§ **Exercise material**:
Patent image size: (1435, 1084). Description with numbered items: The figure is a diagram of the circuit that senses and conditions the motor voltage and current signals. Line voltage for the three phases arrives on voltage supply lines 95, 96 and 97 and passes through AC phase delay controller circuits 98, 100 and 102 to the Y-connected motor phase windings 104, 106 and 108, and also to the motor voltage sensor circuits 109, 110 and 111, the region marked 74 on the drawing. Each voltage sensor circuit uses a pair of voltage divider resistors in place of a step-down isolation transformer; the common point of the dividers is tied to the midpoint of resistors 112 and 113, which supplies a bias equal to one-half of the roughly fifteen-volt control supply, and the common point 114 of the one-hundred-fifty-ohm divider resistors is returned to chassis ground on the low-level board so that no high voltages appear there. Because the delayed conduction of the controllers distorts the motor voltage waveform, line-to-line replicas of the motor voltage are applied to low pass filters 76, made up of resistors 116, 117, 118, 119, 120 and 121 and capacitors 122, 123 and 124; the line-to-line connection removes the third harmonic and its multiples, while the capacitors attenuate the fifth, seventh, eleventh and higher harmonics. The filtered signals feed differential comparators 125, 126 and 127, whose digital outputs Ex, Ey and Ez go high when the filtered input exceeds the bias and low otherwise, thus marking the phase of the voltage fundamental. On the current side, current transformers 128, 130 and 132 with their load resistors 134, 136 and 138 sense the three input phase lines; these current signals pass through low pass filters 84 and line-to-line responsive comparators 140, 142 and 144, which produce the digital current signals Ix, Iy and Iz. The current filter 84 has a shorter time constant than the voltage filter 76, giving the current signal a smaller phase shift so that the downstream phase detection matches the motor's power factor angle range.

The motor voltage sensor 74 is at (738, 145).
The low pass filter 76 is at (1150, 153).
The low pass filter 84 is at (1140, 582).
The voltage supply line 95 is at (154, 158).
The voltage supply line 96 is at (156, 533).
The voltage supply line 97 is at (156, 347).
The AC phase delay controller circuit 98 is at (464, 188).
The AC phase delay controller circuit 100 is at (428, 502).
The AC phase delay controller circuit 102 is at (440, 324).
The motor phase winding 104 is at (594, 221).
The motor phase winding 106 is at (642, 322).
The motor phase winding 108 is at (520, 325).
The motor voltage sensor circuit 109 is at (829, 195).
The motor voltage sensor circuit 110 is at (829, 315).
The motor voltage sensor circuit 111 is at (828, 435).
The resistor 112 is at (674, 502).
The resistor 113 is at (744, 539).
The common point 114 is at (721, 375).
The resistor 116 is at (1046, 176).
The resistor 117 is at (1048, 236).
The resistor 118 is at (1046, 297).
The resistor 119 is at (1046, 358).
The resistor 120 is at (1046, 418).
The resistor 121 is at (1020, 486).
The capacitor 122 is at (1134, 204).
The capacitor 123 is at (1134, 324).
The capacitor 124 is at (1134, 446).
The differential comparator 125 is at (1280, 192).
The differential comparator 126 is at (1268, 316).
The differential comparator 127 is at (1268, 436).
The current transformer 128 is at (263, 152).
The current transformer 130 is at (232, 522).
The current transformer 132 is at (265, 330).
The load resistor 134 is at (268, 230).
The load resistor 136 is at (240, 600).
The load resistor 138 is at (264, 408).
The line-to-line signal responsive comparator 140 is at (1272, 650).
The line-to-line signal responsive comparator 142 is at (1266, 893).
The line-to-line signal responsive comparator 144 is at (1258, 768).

§ **Set problem**:
Can you rewrite the listing above as a Markdown table with the columns "Row" and "Line", numbering each row and skipping blank lines?

§ **Response to this task**:
| Row | Line |
|---|---|
| 1 | Patent image size: (1435, 1084). Description with numbered items: The figure is a diagram of the circuit that senses and conditions the motor voltage and current signals. Line voltage for the three phases arrives on voltage supply lines 95, 96 and 97 and passes through AC phase delay controller circuits 98, 100 and 102 to the Y-connected motor phase windings 104, 106 and 108, and also to the motor voltage sensor circuits 109, 110 and 111, the region marked 74 on the drawing. Each voltage sensor circuit uses a pair of voltage divider resistors in place of a step-down isolation transformer; the common point of the dividers is tied to the midpoint of resistors 112 and 113, which supplies a bias equal to one-half of the roughly fifteen-volt control supply, and the common point 114 of the one-hundred-fifty-ohm divider resistors is returned to chassis ground on the low-level board so that no high voltages appear there. Because the delayed conduction of the controllers distorts the motor voltage waveform, line-to-line replicas of the motor voltage are applied to low pass filters 76, made up of resistors 116, 117, 118, 119, 120 and 121 and capacitors 122, 123 and 124; the line-to-line connection removes the third harmonic and its multiples, while the capacitors attenuate the fifth, seventh, eleventh and higher harmonics. The filtered signals feed differential comparators 125, 126 and 127, whose digital outputs Ex, Ey and Ez go high when the filtered input exceeds the bias and low otherwise, thus marking the phase of the voltage fundamental. On the current side, current transformers 128, 130 and 132 with their load resistors 134, 136 and 138 sense the three input phase lines; these current signals pass through low pass filters 84 and line-to-line responsive comparators 140, 142 and 144, which produce the digital current signals Ix, Iy and Iz. The current filter 84 has a shorter time constant than the voltage filter 76, giving the current signal a smaller phase shift so that the downstream phase detection matches the motor's power factor angle range. |
| 2 | The motor voltage sensor 74 is at (738, 145). |
| 3 | The low pass filter 76 is at (1150, 153). |
| 4 | The low pass filter 84 is at (1140, 582). |
| 5 | The voltage supply line 95 is at (154, 158). |
| 6 | The voltage supply line 96 is at (156, 533). |
| 7 | The voltage supply line 97 is at (156, 347). |
| 8 | The AC phase delay controller circuit 98 is at (464, 188). |
| 9 | The AC phase delay controller circuit 100 is at (428, 502). |
| 10 | The AC phase delay controller circuit 102 is at (440, 324). |
| 11 | The motor phase winding 104 is at (594, 221). |
| 12 | The motor phase winding 106 is at (642, 322). |
| 13 | The motor phase winding 108 is at (520, 325). |
| 14 | The motor voltage sensor circuit 109 is at (829, 195). |
| 15 | The motor voltage sensor circuit 110 is at (829, 315). |
| 16 | The motor voltage sensor circuit 111 is at (828, 435). |
| 17 | The resistor 112 is at (674, 502). |
| 18 | The resistor 113 is at (744, 539). |
| 19 | The common point 114 is at (721, 375). |
| 20 | The resistor 116 is at (1046, 176). |
| 21 | The resistor 117 is at (1048, 236). |
| 22 | The resistor 118 is at (1046, 297). |
| 23 | The resistor 119 is at (1046, 358). |
| 24 | The resistor 120 is at (1046, 418). |
| 25 | The resistor 121 is at (1020, 486). |
| 26 | The capacitor 122 is at (1134, 204). |
| 27 | The capacitor 123 is at (1134, 324). |
| 28 | The capacitor 124 is at (1134, 446). |
| 29 | The differential comparator 125 is at (1280, 192). |
| 30 | The differential comparator 126 is at (1268, 316). |
| 31 | The differential comparator 127 is at (1268, 436). |
| 32 | The current transformer 128 is at (263, 152). |
| 33 | The current transformer 130 is at (232, 522). |
| 34 | The current transformer 132 is at (265, 330). |
| 35 | The load resistor 134 is at (268, 230). |
| 36 | The load resistor 136 is at (240, 600). |
| 37 | The load resistor 138 is at (264, 408). |
| 38 | The line-to-line signal responsive comparator 140 is at (1272, 650). |
| 39 | The line-to-line signal responsive comparator 142 is at (1266, 893). |
| 40 | The line-to-line signal responsive comparator 144 is at (1258, 768). |